TASK BRIEF:
Identify the lines that contain the string "portrait" and report only how many there are.

STORED DATA:
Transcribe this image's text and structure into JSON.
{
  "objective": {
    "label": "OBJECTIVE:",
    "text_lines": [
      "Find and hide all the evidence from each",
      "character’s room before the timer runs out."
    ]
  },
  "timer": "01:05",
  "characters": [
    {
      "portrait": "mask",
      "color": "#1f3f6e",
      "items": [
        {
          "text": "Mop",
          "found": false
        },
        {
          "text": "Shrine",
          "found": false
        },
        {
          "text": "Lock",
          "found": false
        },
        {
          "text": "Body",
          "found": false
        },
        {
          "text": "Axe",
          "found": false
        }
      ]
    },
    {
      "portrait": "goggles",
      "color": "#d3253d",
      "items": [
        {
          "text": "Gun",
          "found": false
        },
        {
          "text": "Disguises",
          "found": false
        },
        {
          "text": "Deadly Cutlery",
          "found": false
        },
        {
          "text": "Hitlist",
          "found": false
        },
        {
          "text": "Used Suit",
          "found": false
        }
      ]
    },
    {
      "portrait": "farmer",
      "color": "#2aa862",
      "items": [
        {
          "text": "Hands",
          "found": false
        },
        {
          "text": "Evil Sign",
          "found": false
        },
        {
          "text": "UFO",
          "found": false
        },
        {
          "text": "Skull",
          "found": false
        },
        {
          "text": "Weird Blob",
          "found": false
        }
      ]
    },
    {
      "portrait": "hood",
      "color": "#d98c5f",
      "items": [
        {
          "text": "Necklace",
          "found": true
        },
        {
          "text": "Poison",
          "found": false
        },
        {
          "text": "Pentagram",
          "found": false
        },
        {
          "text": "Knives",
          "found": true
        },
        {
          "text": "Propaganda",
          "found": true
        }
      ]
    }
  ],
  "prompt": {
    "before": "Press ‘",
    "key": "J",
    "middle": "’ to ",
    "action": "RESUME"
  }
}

EXPECTED ANSWER:
4